Don't copy the pictures; return every other part of the records exactly.

<<<<

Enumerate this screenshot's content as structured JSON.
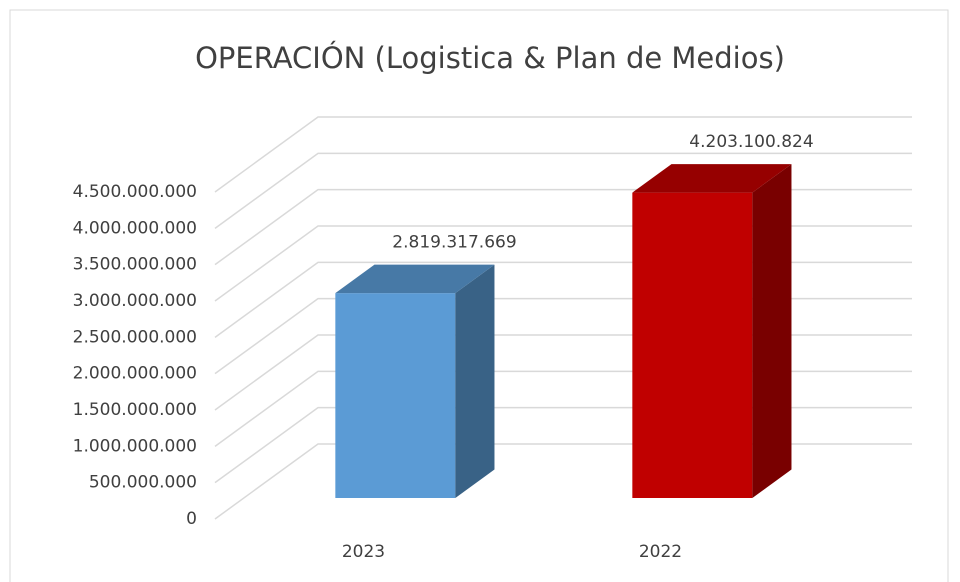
{
  "chart_data": {
    "type": "bar3d",
    "title": "OPERACIÓN (Logistica & Plan de Medios)",
    "categories": [
      "2023",
      "2022"
    ],
    "values": [
      2819317669,
      4203100824
    ],
    "value_labels": [
      "2.819.317.669",
      "4.203.100.824"
    ],
    "colors": [
      "#5b9bd5",
      "#c00000"
    ],
    "ylim": [
      0,
      4500000000
    ],
    "yticks": [
      {
        "value": 0,
        "label": "0"
      },
      {
        "value": 500000000,
        "label": "500.000.000"
      },
      {
        "value": 1000000000,
        "label": "1.000.000.000"
      },
      {
        "value": 1500000000,
        "label": "1.500.000.000"
      },
      {
        "value": 2000000000,
        "label": "2.000.000.000"
      },
      {
        "value": 2500000000,
        "label": "2.500.000.000"
      },
      {
        "value": 3000000000,
        "label": "3.000.000.000"
      },
      {
        "value": 3500000000,
        "label": "3.500.000.000"
      },
      {
        "value": 4000000000,
        "label": "4.000.000.000"
      },
      {
        "value": 4500000000,
        "label": "4.500.000.000"
      }
    ],
    "grid": true
  }
}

>>>>

■ **Full solution**
Enumerate this screenshot's content as structured JSON.
{
  "chart_data": {
    "type": "bar3d",
    "title": "OPERACIÓN (Logistica & Plan de Medios)",
    "categories": [
      "2023",
      "2022"
    ],
    "values": [
      2819317669,
      4203100824
    ],
    "value_labels": [
      "2.819.317.669",
      "4.203.100.824"
    ],
    "colors": [
      "#5b9bd5",
      "#c00000"
    ],
    "ylim": [
      0,
      4500000000
    ],
    "yticks": [
      {
        "value": 0,
        "label": "0"
      },
      {
        "value": 500000000,
        "label": "500.000.000"
      },
      {
        "value": 1000000000,
        "label": "1.000.000.000"
      },
      {
        "value": 1500000000,
        "label": "1.500.000.000"
      },
      {
        "value": 2000000000,
        "label": "2.000.000.000"
      },
      {
        "value": 2500000000,
        "label": "2.500.000.000"
      },
      {
        "value": 3000000000,
        "label": "3.000.000.000"
      },
      {
        "value": 3500000000,
        "label": "3.500.000.000"
      },
      {
        "value": 4000000000,
        "label": "4.000.000.000"
      },
      {
        "value": 4500000000,
        "label": "4.500.000.000"
      }
    ],
    "grid": true
  }
}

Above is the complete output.